**What is asked:** Check each line below for the word "filter", and copy those that have it.

----- Given data

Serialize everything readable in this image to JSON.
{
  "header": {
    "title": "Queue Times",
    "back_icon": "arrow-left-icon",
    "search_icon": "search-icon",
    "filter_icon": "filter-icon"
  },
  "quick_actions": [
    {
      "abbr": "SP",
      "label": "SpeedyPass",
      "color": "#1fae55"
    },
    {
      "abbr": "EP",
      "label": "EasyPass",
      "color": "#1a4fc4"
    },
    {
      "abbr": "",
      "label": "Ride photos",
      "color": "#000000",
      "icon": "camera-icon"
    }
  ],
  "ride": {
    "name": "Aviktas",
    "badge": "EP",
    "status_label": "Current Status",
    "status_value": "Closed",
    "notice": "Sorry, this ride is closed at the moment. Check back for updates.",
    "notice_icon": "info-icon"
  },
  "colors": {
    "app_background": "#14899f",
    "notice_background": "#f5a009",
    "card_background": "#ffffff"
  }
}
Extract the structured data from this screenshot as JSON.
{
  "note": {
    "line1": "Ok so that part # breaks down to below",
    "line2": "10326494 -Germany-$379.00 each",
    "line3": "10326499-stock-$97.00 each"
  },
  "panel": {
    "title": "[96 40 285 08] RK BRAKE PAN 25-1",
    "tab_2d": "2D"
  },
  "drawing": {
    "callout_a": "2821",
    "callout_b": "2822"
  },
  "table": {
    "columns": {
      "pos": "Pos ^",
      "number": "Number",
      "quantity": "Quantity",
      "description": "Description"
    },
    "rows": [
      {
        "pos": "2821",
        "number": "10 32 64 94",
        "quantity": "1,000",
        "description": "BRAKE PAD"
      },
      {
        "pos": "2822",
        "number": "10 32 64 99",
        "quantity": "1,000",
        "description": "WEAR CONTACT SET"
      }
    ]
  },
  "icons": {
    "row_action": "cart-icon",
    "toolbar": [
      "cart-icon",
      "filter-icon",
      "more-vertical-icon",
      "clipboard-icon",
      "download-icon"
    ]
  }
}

----------

**The answer:**
    "filter_icon": "filter-icon"
      "filter-icon",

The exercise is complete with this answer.